SOURCE MATERIAL

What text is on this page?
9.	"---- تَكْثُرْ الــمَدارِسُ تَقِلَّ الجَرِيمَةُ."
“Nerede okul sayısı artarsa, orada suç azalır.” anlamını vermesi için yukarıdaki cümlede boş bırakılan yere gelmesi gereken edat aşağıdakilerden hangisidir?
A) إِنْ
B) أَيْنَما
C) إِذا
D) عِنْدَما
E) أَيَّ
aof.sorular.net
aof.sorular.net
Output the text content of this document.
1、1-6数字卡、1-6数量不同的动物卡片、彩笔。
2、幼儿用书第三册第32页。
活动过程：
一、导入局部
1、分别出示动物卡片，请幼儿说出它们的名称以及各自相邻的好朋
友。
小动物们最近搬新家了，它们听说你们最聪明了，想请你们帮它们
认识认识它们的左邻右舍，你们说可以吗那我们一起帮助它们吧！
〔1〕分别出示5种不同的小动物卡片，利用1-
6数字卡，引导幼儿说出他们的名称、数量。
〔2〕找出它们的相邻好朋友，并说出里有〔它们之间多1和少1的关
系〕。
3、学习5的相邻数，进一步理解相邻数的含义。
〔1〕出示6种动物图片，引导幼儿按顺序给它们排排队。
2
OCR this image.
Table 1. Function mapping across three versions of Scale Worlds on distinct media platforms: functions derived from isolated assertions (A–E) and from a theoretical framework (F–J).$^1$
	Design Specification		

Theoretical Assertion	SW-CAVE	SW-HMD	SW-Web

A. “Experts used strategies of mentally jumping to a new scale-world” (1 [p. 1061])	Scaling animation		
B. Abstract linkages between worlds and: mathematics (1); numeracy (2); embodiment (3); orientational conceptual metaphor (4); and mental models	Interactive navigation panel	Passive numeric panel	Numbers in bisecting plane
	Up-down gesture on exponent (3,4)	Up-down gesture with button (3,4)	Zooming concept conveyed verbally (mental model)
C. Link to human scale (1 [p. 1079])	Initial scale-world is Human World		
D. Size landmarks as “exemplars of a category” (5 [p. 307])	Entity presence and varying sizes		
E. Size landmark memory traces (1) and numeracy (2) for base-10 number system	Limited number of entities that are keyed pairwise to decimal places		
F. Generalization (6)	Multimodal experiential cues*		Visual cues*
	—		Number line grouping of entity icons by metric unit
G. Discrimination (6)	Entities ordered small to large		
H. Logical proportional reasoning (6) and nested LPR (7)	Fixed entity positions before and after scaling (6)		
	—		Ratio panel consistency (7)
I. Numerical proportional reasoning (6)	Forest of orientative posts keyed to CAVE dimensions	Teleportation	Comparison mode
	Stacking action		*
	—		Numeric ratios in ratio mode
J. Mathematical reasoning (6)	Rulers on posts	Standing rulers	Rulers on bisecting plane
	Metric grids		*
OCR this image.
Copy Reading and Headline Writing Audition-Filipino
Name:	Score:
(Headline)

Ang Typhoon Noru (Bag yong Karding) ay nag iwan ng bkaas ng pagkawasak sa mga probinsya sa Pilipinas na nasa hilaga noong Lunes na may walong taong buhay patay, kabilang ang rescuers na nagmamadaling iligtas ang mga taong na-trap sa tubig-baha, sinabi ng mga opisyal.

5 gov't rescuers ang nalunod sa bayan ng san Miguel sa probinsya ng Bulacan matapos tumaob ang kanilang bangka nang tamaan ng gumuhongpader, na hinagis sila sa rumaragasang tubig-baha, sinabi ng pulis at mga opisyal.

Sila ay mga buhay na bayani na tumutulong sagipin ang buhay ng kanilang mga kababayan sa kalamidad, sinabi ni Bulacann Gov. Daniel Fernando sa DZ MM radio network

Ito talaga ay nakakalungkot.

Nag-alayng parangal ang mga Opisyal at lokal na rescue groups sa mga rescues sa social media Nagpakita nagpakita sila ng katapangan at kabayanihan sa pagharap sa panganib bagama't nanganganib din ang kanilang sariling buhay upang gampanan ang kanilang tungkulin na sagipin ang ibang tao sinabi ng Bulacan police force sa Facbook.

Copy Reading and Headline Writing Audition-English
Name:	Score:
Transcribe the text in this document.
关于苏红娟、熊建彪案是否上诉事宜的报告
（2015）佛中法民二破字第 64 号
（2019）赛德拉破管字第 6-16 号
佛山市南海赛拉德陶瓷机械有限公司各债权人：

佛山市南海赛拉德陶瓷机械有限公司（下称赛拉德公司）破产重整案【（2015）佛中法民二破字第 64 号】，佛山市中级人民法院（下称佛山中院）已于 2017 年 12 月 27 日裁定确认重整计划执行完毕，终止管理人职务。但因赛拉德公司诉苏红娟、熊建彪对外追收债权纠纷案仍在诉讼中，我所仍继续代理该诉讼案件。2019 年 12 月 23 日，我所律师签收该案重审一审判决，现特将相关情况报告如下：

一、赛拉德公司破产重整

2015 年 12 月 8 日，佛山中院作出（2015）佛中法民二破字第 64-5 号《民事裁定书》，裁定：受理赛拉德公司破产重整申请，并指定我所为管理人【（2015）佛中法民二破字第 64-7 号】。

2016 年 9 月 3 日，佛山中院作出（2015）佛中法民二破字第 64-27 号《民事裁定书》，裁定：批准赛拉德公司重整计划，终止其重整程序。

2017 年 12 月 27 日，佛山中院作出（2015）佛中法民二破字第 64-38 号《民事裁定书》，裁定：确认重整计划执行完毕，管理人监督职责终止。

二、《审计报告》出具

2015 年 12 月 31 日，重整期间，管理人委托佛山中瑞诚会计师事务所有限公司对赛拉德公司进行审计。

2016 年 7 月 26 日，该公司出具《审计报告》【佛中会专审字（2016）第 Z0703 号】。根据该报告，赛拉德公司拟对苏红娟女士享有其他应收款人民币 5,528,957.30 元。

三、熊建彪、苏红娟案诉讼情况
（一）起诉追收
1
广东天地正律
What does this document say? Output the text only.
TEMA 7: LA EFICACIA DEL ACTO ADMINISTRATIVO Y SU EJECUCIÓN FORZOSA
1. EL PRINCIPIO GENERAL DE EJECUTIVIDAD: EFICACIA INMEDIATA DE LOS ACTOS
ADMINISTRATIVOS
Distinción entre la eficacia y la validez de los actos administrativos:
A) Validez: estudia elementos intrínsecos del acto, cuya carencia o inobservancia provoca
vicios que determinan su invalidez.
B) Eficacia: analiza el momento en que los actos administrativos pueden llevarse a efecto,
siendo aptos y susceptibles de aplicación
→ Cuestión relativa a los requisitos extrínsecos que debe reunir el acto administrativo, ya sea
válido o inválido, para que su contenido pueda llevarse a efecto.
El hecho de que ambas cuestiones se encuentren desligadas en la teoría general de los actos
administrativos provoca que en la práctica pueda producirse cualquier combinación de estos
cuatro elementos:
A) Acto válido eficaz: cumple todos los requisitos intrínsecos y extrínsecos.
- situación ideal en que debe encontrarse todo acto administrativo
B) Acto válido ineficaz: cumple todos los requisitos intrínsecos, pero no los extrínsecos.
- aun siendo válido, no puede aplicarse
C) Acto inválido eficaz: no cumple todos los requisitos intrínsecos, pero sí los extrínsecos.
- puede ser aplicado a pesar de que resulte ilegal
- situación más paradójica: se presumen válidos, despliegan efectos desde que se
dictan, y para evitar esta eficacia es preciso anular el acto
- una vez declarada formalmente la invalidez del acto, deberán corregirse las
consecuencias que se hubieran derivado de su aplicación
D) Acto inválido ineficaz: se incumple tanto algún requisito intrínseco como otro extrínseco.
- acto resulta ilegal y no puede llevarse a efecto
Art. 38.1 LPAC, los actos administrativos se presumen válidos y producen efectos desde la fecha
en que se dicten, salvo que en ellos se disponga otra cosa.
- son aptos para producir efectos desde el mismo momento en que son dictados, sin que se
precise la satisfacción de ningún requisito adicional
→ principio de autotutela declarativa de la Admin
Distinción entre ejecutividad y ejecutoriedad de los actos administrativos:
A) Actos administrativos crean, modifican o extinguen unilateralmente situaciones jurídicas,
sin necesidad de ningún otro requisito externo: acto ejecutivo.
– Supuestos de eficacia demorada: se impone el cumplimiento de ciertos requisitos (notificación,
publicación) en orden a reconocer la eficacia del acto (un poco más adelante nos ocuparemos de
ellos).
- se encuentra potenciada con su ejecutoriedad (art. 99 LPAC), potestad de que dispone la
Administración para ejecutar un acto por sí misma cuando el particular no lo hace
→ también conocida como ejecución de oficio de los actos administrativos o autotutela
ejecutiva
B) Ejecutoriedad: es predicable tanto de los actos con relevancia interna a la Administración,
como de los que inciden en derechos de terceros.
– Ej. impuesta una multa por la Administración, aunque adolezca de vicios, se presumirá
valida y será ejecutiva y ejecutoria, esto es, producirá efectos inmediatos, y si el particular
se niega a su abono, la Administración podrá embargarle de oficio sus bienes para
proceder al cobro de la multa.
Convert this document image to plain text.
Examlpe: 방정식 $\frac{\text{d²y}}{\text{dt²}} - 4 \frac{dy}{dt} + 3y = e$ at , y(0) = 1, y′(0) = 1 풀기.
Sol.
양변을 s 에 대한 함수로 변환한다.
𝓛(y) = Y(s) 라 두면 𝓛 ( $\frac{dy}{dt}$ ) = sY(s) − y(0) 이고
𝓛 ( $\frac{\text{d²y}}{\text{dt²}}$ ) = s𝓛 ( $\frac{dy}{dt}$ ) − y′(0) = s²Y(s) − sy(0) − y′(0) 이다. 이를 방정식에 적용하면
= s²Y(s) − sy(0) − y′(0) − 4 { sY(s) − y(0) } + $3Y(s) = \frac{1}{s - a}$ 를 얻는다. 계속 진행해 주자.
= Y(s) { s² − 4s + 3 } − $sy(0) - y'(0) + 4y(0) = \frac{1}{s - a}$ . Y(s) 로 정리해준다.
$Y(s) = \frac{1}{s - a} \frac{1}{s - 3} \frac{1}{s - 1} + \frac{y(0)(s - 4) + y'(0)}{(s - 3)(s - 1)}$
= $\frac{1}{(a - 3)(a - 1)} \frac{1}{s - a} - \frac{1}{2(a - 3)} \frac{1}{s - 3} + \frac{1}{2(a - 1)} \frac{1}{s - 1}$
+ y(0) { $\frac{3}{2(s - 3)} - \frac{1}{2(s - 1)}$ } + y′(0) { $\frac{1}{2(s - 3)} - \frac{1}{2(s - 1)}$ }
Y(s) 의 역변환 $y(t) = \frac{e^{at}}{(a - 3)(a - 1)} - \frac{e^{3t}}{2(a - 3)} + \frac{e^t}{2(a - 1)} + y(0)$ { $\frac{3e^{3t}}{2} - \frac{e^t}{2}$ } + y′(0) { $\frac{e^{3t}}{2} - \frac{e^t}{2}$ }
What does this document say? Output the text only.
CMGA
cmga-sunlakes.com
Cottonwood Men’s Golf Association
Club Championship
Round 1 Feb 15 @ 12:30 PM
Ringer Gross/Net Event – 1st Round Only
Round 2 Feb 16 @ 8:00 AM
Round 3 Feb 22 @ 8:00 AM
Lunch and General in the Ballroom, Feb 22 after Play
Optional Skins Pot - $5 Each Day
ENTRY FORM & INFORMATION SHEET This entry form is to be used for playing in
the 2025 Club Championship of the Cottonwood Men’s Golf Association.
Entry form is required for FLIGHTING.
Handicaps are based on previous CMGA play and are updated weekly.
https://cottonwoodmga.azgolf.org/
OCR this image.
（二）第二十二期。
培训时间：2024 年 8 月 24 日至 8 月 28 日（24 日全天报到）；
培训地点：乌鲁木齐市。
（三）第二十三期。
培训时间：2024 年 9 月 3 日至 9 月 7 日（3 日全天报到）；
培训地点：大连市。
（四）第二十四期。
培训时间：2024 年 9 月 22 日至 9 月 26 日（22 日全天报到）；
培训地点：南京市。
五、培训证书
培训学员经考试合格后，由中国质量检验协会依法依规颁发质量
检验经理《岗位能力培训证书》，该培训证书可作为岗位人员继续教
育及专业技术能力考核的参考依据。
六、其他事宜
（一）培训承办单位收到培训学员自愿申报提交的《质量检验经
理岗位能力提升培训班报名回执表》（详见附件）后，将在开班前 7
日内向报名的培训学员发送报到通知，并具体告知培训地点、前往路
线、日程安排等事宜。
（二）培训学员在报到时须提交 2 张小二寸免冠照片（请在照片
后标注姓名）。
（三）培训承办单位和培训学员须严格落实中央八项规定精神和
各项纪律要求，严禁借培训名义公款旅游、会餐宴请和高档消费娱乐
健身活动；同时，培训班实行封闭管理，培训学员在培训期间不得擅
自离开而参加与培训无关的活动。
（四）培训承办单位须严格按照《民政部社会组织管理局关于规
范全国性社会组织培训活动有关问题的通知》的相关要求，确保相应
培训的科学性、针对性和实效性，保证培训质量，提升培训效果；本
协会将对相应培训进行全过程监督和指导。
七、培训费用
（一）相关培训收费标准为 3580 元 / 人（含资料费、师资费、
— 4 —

DESCRIPTION OF THE TASK
From the records above, copy every line that holds the word "aplicación".

REPLY TO THE EXERCISE
siendo aptos y susceptibles de aplicación
consecuencias que se hubieran derivado de su aplicación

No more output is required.